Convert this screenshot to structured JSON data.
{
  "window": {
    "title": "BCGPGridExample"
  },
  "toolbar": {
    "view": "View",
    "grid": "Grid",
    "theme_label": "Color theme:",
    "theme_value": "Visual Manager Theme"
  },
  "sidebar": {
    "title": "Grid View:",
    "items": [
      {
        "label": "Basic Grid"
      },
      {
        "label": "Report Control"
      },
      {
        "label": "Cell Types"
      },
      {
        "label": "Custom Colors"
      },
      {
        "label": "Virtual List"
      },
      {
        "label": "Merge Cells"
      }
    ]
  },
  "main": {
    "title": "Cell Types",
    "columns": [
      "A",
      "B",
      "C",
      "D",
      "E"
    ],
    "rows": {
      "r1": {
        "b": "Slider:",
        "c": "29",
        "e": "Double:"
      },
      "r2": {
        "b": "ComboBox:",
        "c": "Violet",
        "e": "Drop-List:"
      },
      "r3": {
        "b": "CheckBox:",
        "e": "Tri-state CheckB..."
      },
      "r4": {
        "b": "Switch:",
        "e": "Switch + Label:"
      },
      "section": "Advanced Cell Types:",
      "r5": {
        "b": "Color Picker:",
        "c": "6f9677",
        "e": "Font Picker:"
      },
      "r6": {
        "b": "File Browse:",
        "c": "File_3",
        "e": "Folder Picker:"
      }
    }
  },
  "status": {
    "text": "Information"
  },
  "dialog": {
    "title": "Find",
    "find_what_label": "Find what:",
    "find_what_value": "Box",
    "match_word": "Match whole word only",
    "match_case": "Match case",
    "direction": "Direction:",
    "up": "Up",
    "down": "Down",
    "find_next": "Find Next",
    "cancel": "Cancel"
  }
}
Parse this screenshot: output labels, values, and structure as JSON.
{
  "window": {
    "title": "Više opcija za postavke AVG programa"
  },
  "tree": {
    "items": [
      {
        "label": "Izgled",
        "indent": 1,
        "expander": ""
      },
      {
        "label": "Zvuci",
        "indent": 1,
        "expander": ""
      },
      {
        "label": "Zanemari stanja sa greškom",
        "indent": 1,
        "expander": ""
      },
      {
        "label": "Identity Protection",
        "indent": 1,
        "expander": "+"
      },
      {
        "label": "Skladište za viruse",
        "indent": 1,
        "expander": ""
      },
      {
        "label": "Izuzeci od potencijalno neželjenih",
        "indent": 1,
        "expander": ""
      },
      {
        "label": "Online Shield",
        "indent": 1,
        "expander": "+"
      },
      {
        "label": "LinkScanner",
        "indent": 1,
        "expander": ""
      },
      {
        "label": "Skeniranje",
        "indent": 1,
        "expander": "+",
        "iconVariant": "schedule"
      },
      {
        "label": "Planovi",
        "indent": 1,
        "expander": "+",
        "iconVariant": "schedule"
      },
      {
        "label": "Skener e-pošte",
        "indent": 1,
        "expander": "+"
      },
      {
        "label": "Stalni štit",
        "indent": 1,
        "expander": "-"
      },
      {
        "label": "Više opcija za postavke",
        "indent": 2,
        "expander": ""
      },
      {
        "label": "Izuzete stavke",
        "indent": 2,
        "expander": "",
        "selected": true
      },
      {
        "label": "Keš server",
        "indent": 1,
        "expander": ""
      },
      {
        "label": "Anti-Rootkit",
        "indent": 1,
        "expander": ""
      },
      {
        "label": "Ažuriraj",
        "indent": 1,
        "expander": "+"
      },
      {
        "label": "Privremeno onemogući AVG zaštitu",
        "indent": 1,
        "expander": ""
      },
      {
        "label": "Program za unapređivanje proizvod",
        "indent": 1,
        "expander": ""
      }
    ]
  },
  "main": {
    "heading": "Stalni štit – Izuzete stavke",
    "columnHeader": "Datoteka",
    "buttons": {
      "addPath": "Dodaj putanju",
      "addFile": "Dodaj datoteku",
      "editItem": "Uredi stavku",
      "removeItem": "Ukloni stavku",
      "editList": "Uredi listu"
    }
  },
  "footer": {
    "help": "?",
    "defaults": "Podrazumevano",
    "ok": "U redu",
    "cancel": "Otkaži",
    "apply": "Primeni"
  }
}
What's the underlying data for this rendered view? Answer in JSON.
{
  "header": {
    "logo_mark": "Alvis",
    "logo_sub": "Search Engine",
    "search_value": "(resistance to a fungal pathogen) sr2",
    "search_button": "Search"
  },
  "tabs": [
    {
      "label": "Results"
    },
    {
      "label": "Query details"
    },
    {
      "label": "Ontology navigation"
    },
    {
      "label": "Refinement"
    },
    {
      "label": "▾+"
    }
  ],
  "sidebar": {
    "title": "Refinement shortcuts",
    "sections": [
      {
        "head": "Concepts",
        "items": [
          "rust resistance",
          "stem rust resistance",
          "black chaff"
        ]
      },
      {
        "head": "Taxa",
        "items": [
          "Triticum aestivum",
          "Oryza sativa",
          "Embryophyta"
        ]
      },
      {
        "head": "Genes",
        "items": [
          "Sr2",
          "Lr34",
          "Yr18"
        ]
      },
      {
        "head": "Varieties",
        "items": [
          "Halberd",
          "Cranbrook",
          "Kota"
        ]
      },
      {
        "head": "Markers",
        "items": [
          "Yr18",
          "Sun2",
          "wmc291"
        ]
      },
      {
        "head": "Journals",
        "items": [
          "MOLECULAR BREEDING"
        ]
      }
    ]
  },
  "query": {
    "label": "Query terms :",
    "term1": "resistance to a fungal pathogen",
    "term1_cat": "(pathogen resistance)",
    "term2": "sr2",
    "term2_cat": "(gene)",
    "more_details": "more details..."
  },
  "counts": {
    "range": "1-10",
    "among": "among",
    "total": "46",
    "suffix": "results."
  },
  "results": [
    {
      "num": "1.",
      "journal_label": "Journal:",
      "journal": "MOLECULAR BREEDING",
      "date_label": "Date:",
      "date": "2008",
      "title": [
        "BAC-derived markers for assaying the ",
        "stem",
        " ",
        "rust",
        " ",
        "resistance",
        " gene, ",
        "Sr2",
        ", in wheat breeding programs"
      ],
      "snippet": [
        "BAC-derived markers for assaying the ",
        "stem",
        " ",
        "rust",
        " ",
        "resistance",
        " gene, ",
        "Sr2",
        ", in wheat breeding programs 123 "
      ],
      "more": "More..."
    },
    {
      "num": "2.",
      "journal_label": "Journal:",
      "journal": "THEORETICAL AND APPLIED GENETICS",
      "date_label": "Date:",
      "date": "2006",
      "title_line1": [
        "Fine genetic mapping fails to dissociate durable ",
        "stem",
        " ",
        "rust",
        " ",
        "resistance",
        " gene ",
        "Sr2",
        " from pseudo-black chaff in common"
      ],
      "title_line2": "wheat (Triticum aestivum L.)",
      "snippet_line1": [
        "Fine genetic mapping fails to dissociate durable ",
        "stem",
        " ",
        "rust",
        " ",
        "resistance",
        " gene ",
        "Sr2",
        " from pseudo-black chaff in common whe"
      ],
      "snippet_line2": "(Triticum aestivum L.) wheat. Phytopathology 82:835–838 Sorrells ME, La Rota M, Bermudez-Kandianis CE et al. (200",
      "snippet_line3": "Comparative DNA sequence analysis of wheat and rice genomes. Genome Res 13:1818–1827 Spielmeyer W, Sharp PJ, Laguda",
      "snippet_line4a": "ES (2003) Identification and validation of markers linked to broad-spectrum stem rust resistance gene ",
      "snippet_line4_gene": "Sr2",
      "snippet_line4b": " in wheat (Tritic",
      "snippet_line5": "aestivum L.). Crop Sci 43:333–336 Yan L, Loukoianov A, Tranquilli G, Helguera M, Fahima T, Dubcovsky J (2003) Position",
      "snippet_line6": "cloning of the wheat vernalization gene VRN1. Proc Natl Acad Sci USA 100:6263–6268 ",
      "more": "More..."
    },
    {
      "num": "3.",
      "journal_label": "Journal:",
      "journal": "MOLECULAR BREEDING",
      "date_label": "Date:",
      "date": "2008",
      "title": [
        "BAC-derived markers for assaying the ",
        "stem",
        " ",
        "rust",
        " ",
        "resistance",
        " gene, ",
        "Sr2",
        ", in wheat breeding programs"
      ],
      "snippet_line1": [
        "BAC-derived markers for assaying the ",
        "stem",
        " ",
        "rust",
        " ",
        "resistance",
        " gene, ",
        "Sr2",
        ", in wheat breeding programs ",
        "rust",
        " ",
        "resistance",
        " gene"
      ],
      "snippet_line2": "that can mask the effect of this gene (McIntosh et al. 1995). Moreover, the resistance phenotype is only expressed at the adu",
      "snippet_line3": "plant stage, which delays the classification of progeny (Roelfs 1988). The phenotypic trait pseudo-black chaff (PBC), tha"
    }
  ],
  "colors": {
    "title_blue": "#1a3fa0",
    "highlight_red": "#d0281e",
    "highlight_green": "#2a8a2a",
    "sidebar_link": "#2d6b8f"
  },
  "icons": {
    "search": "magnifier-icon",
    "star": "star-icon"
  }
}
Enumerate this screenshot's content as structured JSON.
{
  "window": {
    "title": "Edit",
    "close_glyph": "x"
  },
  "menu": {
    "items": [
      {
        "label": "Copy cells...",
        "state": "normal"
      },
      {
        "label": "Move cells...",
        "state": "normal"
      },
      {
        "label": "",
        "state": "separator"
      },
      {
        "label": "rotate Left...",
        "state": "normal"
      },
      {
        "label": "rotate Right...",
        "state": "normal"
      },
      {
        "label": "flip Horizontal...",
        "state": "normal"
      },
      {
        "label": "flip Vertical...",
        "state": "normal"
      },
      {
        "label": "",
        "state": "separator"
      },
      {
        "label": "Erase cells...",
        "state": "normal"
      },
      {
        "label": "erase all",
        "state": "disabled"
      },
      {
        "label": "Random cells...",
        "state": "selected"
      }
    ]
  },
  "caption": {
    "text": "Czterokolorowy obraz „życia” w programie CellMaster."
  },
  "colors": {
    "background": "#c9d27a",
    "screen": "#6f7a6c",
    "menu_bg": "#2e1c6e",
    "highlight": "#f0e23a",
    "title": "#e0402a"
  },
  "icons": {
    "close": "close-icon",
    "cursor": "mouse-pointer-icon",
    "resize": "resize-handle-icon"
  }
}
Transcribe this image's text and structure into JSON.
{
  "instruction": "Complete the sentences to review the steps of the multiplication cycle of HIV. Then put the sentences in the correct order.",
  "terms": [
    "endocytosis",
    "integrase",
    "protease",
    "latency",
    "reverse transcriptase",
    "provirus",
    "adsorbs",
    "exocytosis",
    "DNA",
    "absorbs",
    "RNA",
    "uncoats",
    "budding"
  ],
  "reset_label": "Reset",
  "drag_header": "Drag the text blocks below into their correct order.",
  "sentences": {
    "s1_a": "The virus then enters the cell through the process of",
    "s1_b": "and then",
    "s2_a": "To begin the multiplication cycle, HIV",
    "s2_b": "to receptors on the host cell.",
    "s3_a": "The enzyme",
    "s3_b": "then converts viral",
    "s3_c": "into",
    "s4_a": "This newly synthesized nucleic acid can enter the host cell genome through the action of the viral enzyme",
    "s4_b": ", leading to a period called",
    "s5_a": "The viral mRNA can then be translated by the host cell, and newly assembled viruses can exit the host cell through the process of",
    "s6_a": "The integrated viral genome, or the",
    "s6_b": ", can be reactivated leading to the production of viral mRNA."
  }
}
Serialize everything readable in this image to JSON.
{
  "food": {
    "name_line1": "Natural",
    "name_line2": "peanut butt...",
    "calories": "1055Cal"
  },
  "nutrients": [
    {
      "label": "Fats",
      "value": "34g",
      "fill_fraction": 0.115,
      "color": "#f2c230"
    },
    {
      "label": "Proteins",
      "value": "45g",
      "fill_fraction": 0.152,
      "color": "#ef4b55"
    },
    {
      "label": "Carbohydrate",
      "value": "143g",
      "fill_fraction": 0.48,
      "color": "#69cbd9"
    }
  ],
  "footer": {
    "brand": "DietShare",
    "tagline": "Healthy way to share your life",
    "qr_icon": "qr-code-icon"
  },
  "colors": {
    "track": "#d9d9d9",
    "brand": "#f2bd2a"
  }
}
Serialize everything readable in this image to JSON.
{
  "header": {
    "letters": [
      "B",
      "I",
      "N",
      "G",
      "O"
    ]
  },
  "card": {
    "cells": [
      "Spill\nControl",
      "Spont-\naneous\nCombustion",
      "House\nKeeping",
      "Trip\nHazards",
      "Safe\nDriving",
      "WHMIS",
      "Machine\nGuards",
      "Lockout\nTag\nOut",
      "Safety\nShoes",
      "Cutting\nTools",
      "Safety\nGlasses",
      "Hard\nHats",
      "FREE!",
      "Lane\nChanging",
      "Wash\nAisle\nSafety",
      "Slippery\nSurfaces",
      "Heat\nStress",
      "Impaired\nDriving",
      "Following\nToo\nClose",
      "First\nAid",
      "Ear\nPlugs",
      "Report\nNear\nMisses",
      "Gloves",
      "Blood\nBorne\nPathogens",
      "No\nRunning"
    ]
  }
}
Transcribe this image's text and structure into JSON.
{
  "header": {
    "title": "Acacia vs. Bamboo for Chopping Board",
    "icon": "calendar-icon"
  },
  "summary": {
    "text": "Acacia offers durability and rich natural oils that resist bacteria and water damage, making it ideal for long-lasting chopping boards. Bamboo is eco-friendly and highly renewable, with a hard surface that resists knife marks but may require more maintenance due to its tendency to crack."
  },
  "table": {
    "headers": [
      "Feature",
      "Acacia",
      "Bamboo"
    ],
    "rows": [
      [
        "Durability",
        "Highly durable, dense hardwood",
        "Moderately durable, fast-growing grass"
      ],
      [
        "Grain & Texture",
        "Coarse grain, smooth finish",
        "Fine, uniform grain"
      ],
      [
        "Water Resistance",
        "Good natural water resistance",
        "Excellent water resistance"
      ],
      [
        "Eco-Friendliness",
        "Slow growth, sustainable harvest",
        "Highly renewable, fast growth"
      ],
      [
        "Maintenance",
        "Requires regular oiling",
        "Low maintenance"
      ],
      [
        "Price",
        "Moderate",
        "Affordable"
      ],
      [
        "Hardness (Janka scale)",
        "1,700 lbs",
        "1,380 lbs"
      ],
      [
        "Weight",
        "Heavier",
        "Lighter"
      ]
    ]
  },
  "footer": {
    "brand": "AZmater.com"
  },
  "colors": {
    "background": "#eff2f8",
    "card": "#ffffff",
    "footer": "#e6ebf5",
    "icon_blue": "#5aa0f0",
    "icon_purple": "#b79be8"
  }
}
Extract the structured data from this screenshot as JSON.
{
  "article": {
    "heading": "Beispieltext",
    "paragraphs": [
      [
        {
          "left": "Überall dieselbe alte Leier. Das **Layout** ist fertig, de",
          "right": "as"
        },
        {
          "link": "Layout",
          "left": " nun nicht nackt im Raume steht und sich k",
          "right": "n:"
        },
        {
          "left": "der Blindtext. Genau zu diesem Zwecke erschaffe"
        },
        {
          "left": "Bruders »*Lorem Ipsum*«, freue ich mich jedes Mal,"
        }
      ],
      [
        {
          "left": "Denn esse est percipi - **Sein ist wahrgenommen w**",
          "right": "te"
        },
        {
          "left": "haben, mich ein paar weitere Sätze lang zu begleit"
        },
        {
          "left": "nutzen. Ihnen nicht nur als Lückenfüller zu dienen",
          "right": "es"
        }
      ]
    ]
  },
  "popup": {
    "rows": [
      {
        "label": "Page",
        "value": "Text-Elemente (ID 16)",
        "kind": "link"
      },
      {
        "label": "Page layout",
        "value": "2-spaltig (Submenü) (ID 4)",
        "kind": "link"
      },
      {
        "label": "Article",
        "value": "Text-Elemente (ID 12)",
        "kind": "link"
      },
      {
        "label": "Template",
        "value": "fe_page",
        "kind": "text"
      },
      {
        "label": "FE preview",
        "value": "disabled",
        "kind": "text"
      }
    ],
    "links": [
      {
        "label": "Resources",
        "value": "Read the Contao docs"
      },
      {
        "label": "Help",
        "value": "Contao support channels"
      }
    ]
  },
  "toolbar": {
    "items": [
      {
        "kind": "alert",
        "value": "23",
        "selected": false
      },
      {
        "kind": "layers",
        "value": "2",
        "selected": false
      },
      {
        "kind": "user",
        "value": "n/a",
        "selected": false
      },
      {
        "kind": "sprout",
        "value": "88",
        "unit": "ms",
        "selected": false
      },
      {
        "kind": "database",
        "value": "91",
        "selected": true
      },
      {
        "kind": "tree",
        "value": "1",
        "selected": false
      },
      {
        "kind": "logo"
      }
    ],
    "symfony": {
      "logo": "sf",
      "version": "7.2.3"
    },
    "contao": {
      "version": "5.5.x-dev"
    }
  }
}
____________________
## Task instructions
Scan the lines above for the word "enzyme" and copy every one where it occurs.

## Finished task
    "s3_a": "The enzyme",
    "s4_a": "This newly synthesized nucleic acid can enter the host cell genome through the action of the viral enzyme",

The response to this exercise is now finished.